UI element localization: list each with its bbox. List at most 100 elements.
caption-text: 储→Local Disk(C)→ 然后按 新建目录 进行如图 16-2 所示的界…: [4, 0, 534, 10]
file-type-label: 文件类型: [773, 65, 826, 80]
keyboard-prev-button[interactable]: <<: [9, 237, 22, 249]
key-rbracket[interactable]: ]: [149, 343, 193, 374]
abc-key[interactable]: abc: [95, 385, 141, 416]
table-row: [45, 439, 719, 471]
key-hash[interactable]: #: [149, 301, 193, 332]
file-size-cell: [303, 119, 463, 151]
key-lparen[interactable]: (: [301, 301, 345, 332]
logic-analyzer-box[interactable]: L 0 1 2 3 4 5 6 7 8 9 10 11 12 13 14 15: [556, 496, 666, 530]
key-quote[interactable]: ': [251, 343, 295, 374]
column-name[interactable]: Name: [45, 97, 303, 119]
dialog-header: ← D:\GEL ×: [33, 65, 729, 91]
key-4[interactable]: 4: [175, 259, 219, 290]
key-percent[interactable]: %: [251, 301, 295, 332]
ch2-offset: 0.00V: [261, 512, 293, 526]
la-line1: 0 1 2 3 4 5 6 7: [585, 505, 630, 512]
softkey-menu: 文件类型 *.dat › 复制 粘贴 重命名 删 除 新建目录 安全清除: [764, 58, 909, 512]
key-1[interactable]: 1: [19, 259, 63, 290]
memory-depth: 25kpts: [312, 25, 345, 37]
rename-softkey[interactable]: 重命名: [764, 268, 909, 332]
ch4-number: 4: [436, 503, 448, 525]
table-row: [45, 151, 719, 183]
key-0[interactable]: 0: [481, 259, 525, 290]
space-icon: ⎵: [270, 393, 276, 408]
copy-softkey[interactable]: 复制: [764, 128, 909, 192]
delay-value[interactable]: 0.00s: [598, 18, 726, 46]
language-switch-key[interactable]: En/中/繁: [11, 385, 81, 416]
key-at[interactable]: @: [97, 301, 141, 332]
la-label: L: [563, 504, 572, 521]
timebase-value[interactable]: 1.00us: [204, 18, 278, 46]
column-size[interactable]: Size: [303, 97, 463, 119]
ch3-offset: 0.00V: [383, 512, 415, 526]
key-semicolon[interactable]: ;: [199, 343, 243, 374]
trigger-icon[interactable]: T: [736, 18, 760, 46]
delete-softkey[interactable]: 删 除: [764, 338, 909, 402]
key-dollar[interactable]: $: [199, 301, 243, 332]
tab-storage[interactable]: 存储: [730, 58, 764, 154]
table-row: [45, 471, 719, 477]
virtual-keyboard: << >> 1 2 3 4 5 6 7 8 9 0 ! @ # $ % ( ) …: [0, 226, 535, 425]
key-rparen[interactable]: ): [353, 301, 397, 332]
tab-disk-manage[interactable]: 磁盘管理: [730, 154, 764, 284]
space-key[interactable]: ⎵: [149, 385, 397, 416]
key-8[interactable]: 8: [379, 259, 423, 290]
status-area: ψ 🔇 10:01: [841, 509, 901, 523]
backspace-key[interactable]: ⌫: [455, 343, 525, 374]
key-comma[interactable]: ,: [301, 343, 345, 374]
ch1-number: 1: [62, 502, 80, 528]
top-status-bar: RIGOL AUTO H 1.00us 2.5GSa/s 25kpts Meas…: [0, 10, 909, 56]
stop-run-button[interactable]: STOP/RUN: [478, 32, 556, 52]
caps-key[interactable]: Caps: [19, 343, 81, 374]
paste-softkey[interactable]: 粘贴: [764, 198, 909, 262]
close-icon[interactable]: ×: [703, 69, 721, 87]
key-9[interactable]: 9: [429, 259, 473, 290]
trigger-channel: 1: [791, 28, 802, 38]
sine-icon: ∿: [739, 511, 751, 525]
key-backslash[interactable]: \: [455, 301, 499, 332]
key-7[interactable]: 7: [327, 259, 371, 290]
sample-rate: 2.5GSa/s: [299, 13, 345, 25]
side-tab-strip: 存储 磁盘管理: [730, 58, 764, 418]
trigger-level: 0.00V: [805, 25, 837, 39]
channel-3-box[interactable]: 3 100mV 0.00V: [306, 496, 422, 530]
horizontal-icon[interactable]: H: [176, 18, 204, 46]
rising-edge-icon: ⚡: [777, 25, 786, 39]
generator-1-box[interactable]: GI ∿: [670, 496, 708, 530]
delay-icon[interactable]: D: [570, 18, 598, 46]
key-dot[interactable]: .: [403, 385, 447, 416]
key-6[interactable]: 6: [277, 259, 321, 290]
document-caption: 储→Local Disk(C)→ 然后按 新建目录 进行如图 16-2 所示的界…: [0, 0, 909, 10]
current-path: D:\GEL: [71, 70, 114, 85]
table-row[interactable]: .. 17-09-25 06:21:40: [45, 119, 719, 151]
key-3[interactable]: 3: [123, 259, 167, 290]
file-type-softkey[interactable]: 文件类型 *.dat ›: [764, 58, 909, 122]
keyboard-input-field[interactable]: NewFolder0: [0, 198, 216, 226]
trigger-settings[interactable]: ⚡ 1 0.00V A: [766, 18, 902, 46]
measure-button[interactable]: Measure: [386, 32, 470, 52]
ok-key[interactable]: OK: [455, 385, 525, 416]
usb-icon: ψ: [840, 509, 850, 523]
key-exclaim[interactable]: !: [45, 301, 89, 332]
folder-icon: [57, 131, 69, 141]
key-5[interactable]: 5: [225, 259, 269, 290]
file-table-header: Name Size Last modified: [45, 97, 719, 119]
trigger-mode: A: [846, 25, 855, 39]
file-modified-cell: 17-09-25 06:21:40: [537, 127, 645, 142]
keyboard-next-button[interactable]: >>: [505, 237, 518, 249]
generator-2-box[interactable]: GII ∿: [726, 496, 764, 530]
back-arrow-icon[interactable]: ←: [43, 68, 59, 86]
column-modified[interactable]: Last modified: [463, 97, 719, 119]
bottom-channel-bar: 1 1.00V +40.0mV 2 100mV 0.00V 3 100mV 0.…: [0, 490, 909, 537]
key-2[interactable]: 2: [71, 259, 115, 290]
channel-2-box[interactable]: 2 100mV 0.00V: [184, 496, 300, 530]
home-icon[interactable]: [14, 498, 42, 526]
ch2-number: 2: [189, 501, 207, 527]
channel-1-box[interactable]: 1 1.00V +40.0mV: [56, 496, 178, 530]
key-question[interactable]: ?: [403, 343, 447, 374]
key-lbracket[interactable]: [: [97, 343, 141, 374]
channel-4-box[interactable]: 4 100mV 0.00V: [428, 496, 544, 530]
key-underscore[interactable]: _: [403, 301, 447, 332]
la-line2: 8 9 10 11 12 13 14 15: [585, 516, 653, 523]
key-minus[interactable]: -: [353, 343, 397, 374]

# # #

Directions for this task
Please pick out every line above that contains the string "keyboard", matching case exactly, and copy each one in full.

Output for this exercise
keyboard-prev-button[interactable]: <<: [9, 237, 22, 249]
virtual-keyboard: << >> 1 2 3 4 5 6 7 8 9 0 ! @ # $ % ( ) …: [0, 226, 535, 425]
keyboard-input-field[interactable]: NewFolder0: [0, 198, 216, 226]
keyboard-next-button[interactable]: >>: [505, 237, 518, 249]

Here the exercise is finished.